**EXTRACTED MATERIAL**

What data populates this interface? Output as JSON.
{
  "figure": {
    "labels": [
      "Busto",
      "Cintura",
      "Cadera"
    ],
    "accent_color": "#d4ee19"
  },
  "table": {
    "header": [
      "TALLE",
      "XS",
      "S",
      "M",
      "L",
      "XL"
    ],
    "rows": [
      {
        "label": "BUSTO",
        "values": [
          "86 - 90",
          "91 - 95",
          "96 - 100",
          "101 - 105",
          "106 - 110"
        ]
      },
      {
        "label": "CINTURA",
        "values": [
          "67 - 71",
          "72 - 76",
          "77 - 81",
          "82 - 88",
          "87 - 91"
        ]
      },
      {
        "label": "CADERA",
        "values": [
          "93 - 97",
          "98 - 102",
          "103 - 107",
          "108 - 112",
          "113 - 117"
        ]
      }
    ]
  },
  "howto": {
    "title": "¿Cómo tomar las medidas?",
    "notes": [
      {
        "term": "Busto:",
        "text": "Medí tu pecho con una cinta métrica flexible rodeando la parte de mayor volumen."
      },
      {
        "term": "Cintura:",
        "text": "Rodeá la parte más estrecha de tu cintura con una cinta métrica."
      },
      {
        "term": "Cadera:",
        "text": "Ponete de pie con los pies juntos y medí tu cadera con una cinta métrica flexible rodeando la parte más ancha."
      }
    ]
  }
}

**JOB**
Print the complete listing again, exactly as it stands.

**ANSWER TO THIS EXERCISE**
What data populates this interface? Output as JSON.
{
  "figure": {
    "labels": [
      "Busto",
      "Cintura",
      "Cadera"
    ],
    "accent_color": "#d4ee19"
  },
  "table": {
    "header": [
      "TALLE",
      "XS",
      "S",
      "M",
      "L",
      "XL"
    ],
    "rows": [
      {
        "label": "BUSTO",
        "values": [
          "86 - 90",
          "91 - 95",
          "96 - 100",
          "101 - 105",
          "106 - 110"
        ]
      },
      {
        "label": "CINTURA",
        "values": [
          "67 - 71",
          "72 - 76",
          "77 - 81",
          "82 - 88",
          "87 - 91"
        ]
      },
      {
        "label": "CADERA",
        "values": [
          "93 - 97",
          "98 - 102",
          "103 - 107",
          "108 - 112",
          "113 - 117"
        ]
      }
    ]
  },
  "howto": {
    "title": "¿Cómo tomar las medidas?",
    "notes": [
      {
        "term": "Busto:",
        "text": "Medí tu pecho con una cinta métrica flexible rodeando la parte de mayor volumen."
      },
      {
        "term": "Cintura:",
        "text": "Rodeá la parte más estrecha de tu cintura con una cinta métrica."
      },
      {
        "term": "Cadera:",
        "text": "Ponete de pie con los pies juntos y medí tu cadera con una cinta métrica flexible rodeando la parte más ancha."
      }
    ]
  }
}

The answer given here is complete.